== MATERIAL FOR THE TASK

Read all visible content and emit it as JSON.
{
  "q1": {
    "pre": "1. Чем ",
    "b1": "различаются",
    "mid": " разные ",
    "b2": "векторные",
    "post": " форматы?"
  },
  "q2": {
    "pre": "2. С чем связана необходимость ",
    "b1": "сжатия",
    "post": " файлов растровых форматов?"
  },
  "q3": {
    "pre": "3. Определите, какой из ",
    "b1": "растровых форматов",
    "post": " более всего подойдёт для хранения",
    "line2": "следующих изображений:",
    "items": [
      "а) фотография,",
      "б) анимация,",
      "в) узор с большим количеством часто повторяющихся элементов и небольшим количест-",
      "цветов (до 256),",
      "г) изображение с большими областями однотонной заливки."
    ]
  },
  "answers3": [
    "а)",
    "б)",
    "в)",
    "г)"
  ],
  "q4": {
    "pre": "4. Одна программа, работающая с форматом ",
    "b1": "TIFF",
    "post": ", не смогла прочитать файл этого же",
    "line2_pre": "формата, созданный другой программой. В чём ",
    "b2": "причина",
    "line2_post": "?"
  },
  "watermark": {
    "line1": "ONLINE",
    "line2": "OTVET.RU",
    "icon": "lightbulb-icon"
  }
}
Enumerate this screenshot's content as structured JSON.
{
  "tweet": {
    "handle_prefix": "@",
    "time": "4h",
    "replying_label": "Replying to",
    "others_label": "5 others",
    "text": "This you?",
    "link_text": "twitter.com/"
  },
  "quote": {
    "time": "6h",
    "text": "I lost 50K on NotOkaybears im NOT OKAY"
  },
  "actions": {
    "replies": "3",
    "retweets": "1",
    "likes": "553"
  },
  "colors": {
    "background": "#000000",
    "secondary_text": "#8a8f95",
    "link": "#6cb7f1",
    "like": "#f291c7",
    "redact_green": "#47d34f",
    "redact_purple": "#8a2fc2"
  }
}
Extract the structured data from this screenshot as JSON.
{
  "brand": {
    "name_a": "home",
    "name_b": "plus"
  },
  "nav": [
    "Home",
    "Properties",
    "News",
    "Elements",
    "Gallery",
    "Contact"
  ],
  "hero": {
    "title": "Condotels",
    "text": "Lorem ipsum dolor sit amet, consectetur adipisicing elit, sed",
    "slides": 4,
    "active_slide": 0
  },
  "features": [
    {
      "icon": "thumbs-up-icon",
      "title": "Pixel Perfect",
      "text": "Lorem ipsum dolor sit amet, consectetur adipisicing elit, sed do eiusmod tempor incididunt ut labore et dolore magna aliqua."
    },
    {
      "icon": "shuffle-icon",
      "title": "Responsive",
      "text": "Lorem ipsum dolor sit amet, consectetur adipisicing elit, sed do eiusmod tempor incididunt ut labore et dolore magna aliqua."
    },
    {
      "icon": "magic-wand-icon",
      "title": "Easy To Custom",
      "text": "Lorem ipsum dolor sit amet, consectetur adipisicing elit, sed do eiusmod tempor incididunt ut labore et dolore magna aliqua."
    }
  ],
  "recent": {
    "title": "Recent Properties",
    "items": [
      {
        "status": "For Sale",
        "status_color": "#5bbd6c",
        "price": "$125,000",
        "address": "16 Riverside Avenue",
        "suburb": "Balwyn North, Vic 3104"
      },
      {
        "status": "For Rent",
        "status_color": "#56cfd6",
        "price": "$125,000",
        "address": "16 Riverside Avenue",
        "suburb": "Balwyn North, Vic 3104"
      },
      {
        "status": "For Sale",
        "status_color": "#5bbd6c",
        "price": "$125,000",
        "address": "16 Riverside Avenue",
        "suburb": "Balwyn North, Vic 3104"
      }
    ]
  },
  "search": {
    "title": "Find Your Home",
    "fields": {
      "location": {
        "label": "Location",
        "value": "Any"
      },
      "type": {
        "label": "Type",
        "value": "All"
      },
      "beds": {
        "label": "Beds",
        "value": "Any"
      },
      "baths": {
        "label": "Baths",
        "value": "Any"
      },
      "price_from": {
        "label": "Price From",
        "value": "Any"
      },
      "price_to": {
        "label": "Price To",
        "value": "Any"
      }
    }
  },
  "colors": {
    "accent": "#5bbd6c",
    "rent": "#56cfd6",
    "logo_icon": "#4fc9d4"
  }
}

====

* _THE TASK_: Hand back the material above in full, exactly as written.

* _THE OUTPUT_:
Read all visible content and emit it as JSON.
{
  "q1": {
    "pre": "1. Чем ",
    "b1": "различаются",
    "mid": " разные ",
    "b2": "векторные",
    "post": " форматы?"
  },
  "q2": {
    "pre": "2. С чем связана необходимость ",
    "b1": "сжатия",
    "post": " файлов растровых форматов?"
  },
  "q3": {
    "pre": "3. Определите, какой из ",
    "b1": "растровых форматов",
    "post": " более всего подойдёт для хранения",
    "line2": "следующих изображений:",
    "items": [
      "а) фотография,",
      "б) анимация,",
      "в) узор с большим количеством часто повторяющихся элементов и небольшим количест-",
      "цветов (до 256),",
      "г) изображение с большими областями однотонной заливки."
    ]
  },
  "answers3": [
    "а)",
    "б)",
    "в)",
    "г)"
  ],
  "q4": {
    "pre": "4. Одна программа, работающая с форматом ",
    "b1": "TIFF",
    "post": ", не смогла прочитать файл этого же",
    "line2_pre": "формата, созданный другой программой. В чём ",
    "b2": "причина",
    "line2_post": "?"
  },
  "watermark": {
    "line1": "ONLINE",
    "line2": "OTVET.RU",
    "icon": "lightbulb-icon"
  }
}
Enumerate this screenshot's content as structured JSON.
{
  "tweet": {
    "handle_prefix": "@",
    "time": "4h",
    "replying_label": "Replying to",
    "others_label": "5 others",
    "text": "This you?",
    "link_text": "twitter.com/"
  },
  "quote": {
    "time": "6h",
    "text": "I lost 50K on NotOkaybears im NOT OKAY"
  },
  "actions": {
    "replies": "3",
    "retweets": "1",
    "likes": "553"
  },
  "colors": {
    "background": "#000000",
    "secondary_text": "#8a8f95",
    "link": "#6cb7f1",
    "like": "#f291c7",
    "redact_green": "#47d34f",
    "redact_purple": "#8a2fc2"
  }
}
Extract the structured data from this screenshot as JSON.
{
  "brand": {
    "name_a": "home",
    "name_b": "plus"
  },
  "nav": [
    "Home",
    "Properties",
    "News",
    "Elements",
    "Gallery",
    "Contact"
  ],
  "hero": {
    "title": "Condotels",
    "text": "Lorem ipsum dolor sit amet, consectetur adipisicing elit, sed",
    "slides": 4,
    "active_slide": 0
  },
  "features": [
    {
      "icon": "thumbs-up-icon",
      "title": "Pixel Perfect",
      "text": "Lorem ipsum dolor sit amet, consectetur adipisicing elit, sed do eiusmod tempor incididunt ut labore et dolore magna aliqua."
    },
    {
      "icon": "shuffle-icon",
      "title": "Responsive",
      "text": "Lorem ipsum dolor sit amet, consectetur adipisicing elit, sed do eiusmod tempor incididunt ut labore et dolore magna aliqua."
    },
    {
      "icon": "magic-wand-icon",
      "title": "Easy To Custom",
      "text": "Lorem ipsum dolor sit amet, consectetur adipisicing elit, sed do eiusmod tempor incididunt ut labore et dolore magna aliqua."
    }
  ],
  "recent": {
    "title": "Recent Properties",
    "items": [
      {
        "status": "For Sale",
        "status_color": "#5bbd6c",
        "price": "$125,000",
        "address": "16 Riverside Avenue",
        "suburb": "Balwyn North, Vic 3104"
      },
      {
        "status": "For Rent",
        "status_color": "#56cfd6",
        "price": "$125,000",
        "address": "16 Riverside Avenue",
        "suburb": "Balwyn North, Vic 3104"
      },
      {
        "status": "For Sale",
        "status_color": "#5bbd6c",
        "price": "$125,000",
        "address": "16 Riverside Avenue",
        "suburb": "Balwyn North, Vic 3104"
      }
    ]
  },
  "search": {
    "title": "Find Your Home",
    "fields": {
      "location": {
        "label": "Location",
        "value": "Any"
      },
      "type": {
        "label": "Type",
        "value": "All"
      },
      "beds": {
        "label": "Beds",
        "value": "Any"
      },
      "baths": {
        "label": "Baths",
        "value": "Any"
      },
      "price_from": {
        "label": "Price From",
        "value": "Any"
      },
      "price_to": {
        "label": "Price To",
        "value": "Any"
      }
    }
  },
  "colors": {
    "accent": "#5bbd6c",
    "rent": "#56cfd6",
    "logo_icon": "#4fc9d4"
  }
}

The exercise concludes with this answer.